## Goal of the exercise
Copy out each line of the material below with no changes.

## Input rows
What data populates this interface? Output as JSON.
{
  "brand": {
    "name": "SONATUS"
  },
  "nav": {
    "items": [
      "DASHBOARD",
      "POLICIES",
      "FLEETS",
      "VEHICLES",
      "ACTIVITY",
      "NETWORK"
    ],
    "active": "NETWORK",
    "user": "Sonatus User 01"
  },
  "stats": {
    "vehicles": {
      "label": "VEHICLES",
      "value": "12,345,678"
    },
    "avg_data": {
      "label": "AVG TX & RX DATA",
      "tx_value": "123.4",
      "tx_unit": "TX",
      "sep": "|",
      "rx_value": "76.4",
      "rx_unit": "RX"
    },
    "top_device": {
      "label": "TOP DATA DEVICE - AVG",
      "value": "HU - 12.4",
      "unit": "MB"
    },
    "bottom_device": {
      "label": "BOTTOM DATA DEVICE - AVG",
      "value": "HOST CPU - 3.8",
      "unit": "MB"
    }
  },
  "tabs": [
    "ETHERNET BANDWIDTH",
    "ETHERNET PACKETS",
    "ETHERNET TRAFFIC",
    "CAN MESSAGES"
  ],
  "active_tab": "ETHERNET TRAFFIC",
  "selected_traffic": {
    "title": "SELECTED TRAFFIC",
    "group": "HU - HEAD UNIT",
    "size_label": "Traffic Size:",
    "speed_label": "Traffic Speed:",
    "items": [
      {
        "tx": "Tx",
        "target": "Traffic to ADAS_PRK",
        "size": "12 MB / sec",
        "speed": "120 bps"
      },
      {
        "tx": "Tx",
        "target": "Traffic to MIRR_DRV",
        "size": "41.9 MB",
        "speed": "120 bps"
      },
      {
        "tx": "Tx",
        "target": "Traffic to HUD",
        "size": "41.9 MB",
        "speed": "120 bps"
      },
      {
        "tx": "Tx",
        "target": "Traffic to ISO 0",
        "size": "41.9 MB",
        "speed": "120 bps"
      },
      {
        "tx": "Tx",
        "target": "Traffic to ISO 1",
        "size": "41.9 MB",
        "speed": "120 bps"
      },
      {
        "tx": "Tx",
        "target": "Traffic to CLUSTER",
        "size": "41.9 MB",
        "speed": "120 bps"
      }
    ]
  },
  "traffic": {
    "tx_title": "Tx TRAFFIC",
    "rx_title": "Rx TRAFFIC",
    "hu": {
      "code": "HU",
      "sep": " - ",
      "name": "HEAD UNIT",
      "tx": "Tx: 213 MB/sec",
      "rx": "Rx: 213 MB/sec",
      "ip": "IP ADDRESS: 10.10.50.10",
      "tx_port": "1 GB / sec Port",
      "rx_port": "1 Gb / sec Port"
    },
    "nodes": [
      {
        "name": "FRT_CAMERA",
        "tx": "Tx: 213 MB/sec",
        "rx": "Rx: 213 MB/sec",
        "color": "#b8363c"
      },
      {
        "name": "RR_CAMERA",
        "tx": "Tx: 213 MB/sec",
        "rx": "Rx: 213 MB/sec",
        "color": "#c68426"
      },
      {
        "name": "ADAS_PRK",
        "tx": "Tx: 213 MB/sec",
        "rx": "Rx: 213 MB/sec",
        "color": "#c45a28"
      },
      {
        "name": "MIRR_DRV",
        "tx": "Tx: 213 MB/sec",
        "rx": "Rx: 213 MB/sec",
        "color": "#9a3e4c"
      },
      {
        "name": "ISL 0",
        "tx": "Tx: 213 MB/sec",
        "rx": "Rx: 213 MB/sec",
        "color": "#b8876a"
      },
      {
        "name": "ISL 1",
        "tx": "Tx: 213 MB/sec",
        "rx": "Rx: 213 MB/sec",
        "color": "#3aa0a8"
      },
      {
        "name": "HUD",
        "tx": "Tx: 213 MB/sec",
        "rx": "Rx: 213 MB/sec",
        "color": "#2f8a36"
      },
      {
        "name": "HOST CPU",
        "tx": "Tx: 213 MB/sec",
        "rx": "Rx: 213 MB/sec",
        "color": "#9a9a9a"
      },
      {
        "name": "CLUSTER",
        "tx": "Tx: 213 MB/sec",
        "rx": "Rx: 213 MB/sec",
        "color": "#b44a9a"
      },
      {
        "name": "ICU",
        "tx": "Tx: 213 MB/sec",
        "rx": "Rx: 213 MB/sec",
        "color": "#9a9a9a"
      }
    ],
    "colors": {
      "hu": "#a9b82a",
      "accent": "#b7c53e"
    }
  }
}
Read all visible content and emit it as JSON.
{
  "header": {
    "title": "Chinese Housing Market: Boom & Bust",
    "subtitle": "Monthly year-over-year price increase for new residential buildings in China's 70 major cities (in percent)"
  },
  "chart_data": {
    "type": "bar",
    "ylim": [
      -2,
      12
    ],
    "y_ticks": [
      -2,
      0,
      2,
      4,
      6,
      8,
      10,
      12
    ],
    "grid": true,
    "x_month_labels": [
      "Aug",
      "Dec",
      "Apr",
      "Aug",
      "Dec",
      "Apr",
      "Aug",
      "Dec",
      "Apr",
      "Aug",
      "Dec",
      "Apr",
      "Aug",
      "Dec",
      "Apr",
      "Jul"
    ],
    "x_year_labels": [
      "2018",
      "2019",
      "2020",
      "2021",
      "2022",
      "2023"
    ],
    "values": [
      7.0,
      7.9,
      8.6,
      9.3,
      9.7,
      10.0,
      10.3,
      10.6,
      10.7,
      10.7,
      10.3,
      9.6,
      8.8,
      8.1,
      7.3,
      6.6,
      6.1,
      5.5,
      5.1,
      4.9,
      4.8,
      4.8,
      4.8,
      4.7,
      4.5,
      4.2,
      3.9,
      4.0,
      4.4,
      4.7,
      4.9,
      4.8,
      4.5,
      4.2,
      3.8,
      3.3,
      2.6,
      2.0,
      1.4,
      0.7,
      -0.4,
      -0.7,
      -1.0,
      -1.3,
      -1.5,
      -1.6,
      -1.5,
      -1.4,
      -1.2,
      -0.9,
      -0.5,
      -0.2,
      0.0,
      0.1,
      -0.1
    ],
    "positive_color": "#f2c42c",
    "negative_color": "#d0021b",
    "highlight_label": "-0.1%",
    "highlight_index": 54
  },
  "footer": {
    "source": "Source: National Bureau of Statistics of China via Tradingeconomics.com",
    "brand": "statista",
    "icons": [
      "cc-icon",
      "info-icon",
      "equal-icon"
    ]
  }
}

## Solution to the problem
What data populates this interface? Output as JSON.
{
  "brand": {
    "name": "SONATUS"
  },
  "nav": {
    "items": [
      "DASHBOARD",
      "POLICIES",
      "FLEETS",
      "VEHICLES",
      "ACTIVITY",
      "NETWORK"
    ],
    "active": "NETWORK",
    "user": "Sonatus User 01"
  },
  "stats": {
    "vehicles": {
      "label": "VEHICLES",
      "value": "12,345,678"
    },
    "avg_data": {
      "label": "AVG TX & RX DATA",
      "tx_value": "123.4",
      "tx_unit": "TX",
      "sep": "|",
      "rx_value": "76.4",
      "rx_unit": "RX"
    },
    "top_device": {
      "label": "TOP DATA DEVICE - AVG",
      "value": "HU - 12.4",
      "unit": "MB"
    },
    "bottom_device": {
      "label": "BOTTOM DATA DEVICE - AVG",
      "value": "HOST CPU - 3.8",
      "unit": "MB"
    }
  },
  "tabs": [
    "ETHERNET BANDWIDTH",
    "ETHERNET PACKETS",
    "ETHERNET TRAFFIC",
    "CAN MESSAGES"
  ],
  "active_tab": "ETHERNET TRAFFIC",
  "selected_traffic": {
    "title": "SELECTED TRAFFIC",
    "group": "HU - HEAD UNIT",
    "size_label": "Traffic Size:",
    "speed_label": "Traffic Speed:",
    "items": [
      {
        "tx": "Tx",
        "target": "Traffic to ADAS_PRK",
        "size": "12 MB / sec",
        "speed": "120 bps"
      },
      {
        "tx": "Tx",
        "target": "Traffic to MIRR_DRV",
        "size": "41.9 MB",
        "speed": "120 bps"
      },
      {
        "tx": "Tx",
        "target": "Traffic to HUD",
        "size": "41.9 MB",
        "speed": "120 bps"
      },
      {
        "tx": "Tx",
        "target": "Traffic to ISO 0",
        "size": "41.9 MB",
        "speed": "120 bps"
      },
      {
        "tx": "Tx",
        "target": "Traffic to ISO 1",
        "size": "41.9 MB",
        "speed": "120 bps"
      },
      {
        "tx": "Tx",
        "target": "Traffic to CLUSTER",
        "size": "41.9 MB",
        "speed": "120 bps"
      }
    ]
  },
  "traffic": {
    "tx_title": "Tx TRAFFIC",
    "rx_title": "Rx TRAFFIC",
    "hu": {
      "code": "HU",
      "sep": " - ",
      "name": "HEAD UNIT",
      "tx": "Tx: 213 MB/sec",
      "rx": "Rx: 213 MB/sec",
      "ip": "IP ADDRESS: 10.10.50.10",
      "tx_port": "1 GB / sec Port",
      "rx_port": "1 Gb / sec Port"
    },
    "nodes": [
      {
        "name": "FRT_CAMERA",
        "tx": "Tx: 213 MB/sec",
        "rx": "Rx: 213 MB/sec",
        "color": "#b8363c"
      },
      {
        "name": "RR_CAMERA",
        "tx": "Tx: 213 MB/sec",
        "rx": "Rx: 213 MB/sec",
        "color": "#c68426"
      },
      {
        "name": "ADAS_PRK",
        "tx": "Tx: 213 MB/sec",
        "rx": "Rx: 213 MB/sec",
        "color": "#c45a28"
      },
      {
        "name": "MIRR_DRV",
        "tx": "Tx: 213 MB/sec",
        "rx": "Rx: 213 MB/sec",
        "color": "#9a3e4c"
      },
      {
        "name": "ISL 0",
        "tx": "Tx: 213 MB/sec",
        "rx": "Rx: 213 MB/sec",
        "color": "#b8876a"
      },
      {
        "name": "ISL 1",
        "tx": "Tx: 213 MB/sec",
        "rx": "Rx: 213 MB/sec",
        "color": "#3aa0a8"
      },
      {
        "name": "HUD",
        "tx": "Tx: 213 MB/sec",
        "rx": "Rx: 213 MB/sec",
        "color": "#2f8a36"
      },
      {
        "name": "HOST CPU",
        "tx": "Tx: 213 MB/sec",
        "rx": "Rx: 213 MB/sec",
        "color": "#9a9a9a"
      },
      {
        "name": "CLUSTER",
        "tx": "Tx: 213 MB/sec",
        "rx": "Rx: 213 MB/sec",
        "color": "#b44a9a"
      },
      {
        "name": "ICU",
        "tx": "Tx: 213 MB/sec",
        "rx": "Rx: 213 MB/sec",
        "color": "#9a9a9a"
      }
    ],
    "colors": {
      "hu": "#a9b82a",
      "accent": "#b7c53e"
    }
  }
}
Read all visible content and emit it as JSON.
{
  "header": {
    "title": "Chinese Housing Market: Boom & Bust",
    "subtitle": "Monthly year-over-year price increase for new residential buildings in China's 70 major cities (in percent)"
  },
  "chart_data": {
    "type": "bar",
    "ylim": [
      -2,
      12
    ],
    "y_ticks": [
      -2,
      0,
      2,
      4,
      6,
      8,
      10,
      12
    ],
    "grid": true,
    "x_month_labels": [
      "Aug",
      "Dec",
      "Apr",
      "Aug",
      "Dec",
      "Apr",
      "Aug",
      "Dec",
      "Apr",
      "Aug",
      "Dec",
      "Apr",
      "Aug",
      "Dec",
      "Apr",
      "Jul"
    ],
    "x_year_labels": [
      "2018",
      "2019",
      "2020",
      "2021",
      "2022",
      "2023"
    ],
    "values": [
      7.0,
      7.9,
      8.6,
      9.3,
      9.7,
      10.0,
      10.3,
      10.6,
      10.7,
      10.7,
      10.3,
      9.6,
      8.8,
      8.1,
      7.3,
      6.6,
      6.1,
      5.5,
      5.1,
      4.9,
      4.8,
      4.8,
      4.8,
      4.7,
      4.5,
      4.2,
      3.9,
      4.0,
      4.4,
      4.7,
      4.9,
      4.8,
      4.5,
      4.2,
      3.8,
      3.3,
      2.6,
      2.0,
      1.4,
      0.7,
      -0.4,
      -0.7,
      -1.0,
      -1.3,
      -1.5,
      -1.6,
      -1.5,
      -1.4,
      -1.2,
      -0.9,
      -0.5,
      -0.2,
      0.0,
      0.1,
      -0.1
    ],
    "positive_color": "#f2c42c",
    "negative_color": "#d0021b",
    "highlight_label": "-0.1%",
    "highlight_index": 54
  },
  "footer": {
    "source": "Source: National Bureau of Statistics of China via Tradingeconomics.com",
    "brand": "statista",
    "icons": [
      "cc-icon",
      "info-icon",
      "equal-icon"
    ]
  }
}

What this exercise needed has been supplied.